However, as soon as I started watching, I would feel so relaxed and comfortable that I could not stop. I would watch for several hours, or sometimes, even for more than a dozen hours. I knew that I shouldn’t be addicted to watching TV and that it was an attachment. However, because I relaxed myself in cultivation, I could not disengage from watching TV.
Finally, one day in June 2020, the old forces persecuted me. That day, while sitting on a stool of less than a foot tall and watching TV, I suddenly fell to the ground as if someone struck me down from a high place. I felt a sharp pain from my shoulder blade to the bone below my right chest. It was so painful that I felt as if my heart and lungs were torn apart!
I suddenly realized, “Isn’t this tribulation brought upon me by the attachment?!” In pain, I hurriedly said to Master in my mind, “Master, I was wrong! I was wrong!”
At that moment, I also had a strong desire to sleep. However, I somehow thought that I should not fall asleep and that I had to stay awake! I immediately sat in the lotus position and meditated. After the meditation, I checked for my injuries.
My whole body hurt. My right hand and arm could move, but my hand could not bend backward. I felt strange and thought, “Why did I fall so hard while sitting on such a short stool? It must have been brought upon me by my attachment.”

LISTED RECORDS
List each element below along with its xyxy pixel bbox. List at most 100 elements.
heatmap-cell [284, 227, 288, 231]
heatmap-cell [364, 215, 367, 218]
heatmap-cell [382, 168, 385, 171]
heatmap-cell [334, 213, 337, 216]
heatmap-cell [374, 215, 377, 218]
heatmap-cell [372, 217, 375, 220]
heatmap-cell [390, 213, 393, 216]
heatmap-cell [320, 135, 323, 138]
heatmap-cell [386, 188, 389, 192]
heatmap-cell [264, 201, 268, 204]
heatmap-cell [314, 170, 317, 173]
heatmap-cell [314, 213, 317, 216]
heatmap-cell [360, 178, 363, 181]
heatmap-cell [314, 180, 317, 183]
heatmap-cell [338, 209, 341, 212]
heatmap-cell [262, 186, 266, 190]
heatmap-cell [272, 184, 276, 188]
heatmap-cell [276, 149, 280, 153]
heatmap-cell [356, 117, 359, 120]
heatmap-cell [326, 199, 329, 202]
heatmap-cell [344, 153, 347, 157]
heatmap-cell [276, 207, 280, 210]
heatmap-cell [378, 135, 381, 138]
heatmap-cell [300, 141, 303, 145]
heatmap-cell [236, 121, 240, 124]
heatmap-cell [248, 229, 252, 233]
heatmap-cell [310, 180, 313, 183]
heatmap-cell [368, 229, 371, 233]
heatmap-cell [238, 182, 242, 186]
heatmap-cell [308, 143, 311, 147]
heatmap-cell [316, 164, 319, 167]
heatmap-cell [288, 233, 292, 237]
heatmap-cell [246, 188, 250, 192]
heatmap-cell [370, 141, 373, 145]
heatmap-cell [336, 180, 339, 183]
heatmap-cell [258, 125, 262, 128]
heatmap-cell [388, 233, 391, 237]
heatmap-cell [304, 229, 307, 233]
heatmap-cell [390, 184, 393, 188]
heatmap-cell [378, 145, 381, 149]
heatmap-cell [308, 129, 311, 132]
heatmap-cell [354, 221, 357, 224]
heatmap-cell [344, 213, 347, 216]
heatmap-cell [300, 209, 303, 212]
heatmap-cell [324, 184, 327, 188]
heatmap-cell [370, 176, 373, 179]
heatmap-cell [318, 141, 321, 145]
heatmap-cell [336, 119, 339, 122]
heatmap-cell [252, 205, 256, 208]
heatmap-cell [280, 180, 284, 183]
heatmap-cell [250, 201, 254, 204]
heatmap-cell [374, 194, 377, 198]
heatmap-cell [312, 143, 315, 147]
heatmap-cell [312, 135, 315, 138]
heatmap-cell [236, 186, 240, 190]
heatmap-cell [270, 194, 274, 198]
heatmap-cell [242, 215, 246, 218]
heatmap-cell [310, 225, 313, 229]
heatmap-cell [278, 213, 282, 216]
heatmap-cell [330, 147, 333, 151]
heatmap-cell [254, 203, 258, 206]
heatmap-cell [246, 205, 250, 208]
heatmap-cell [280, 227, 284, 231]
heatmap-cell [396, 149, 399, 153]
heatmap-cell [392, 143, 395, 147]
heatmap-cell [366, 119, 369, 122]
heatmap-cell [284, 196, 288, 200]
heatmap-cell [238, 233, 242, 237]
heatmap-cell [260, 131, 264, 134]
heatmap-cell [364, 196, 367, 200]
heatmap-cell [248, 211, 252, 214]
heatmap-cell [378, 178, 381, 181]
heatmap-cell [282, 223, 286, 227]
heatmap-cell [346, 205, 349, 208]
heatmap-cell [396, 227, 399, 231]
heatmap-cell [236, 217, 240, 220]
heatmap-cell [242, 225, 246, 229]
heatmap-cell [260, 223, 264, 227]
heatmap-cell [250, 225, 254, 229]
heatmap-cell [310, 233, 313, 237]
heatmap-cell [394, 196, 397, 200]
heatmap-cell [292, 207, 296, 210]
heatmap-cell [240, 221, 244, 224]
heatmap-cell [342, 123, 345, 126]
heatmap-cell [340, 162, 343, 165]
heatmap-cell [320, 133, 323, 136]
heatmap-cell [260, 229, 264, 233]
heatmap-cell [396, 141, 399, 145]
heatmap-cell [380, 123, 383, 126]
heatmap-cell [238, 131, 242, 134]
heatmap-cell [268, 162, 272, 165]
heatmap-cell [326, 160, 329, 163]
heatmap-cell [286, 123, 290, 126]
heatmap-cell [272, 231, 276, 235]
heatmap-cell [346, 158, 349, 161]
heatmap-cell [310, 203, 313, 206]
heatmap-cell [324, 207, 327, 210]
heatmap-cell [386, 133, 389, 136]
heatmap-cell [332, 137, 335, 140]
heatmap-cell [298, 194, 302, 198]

WHAT THIS EXERCISE ASKS
**a)** Transcribe the account of the fall while watching TV from "However, as soon" up to and including "were torn apart!".
**b)** Answer these questions from the account of the fall while watching TV:
(i) In what month and year did the fall happen?
(ii) How tall was the stool the narrator sat on?
(iii) In what position did the narrator sit to meditate?
**c)** Resume the account of the fall while watching TV, continuing on from its last sentence.

ANSWERS BY ITEM
**a)**
However, as soon as I started watching, I would feel so relaxed and comfortable that I could not stop. I would watch for several hours, or sometimes, even for more than a dozen hours. I knew that I shouldn’t be addicted to watching TV and that it was an attachment. However, because I relaxed myself in cultivation, I could not disengage from watching TV.
Finally, one day in June 2020, the old forces persecuted me. That day, while sitting on a stool of less than a foot tall and watching TV, I suddenly fell to the ground as if someone struck me down from a high place. I felt a sharp pain from my shoulder blade to the bone below my right chest. It was so painful that I felt as if my heart and lungs were torn apart!

**b)**
(i) June 2020
(ii) Less than a foot tall
(iii) The lotus position

**c)**
I felt extreme regret in my mind for not being able to discard the attachment for such a long time, which caused me to have such a big fall in cultivation. I suffered the unbearable pain for more than a month.
Master taught us:
“I’d like to give you my take on what people normally refer to as “addiction.” In the medical sciences it’s believed that addiction occurs when the part of the nervous system associated with addictive behaviors is stimulated and develops to a sufficient degree. But that’s not it. What’s happening, then? Over time, that addictive substance accumulates, and forms inside of your body an identical version of you that comes to control you. Because it is composed of strong attachment, and has your appearance, it has an equally strong desire to control you; it was formed out of strong desires, after all.” (“Fa Teaching at the 2019 New York Fa Conference”)
I had wanted to get rid of this attachment for a long time, and fellow practitioners often reminded me. I also tried many times but kept failing. I even looked down upon myself for continuing to fail at discarding the attachment. Through learning Master’s Fa, I came to understand that I was controlled by those low-level spirits. I was in a dangerous situation!
I learned my lesson through this tribulation. I eliminated the evil spirit’s interference, discarded this attachment, and stopped watching TV.
I paid a heavy price for this unforgettable lesson.
“You will be made to abandon all those attachments that cannot be given up among everyday people. As long as you have them, all of those attachments must be removed in different environments. You will be made to stumble, whereby you will become enlightened to the Tao. This is how one goes through cultivation practice.” (Lecture Four, Zhuan Falun)
After this tribulation, I followed Master’s teaching and kept looking inside for shortcomings. I compared my thoughts and deeds with the principles of Truthfulness-Compassion-Forbearance.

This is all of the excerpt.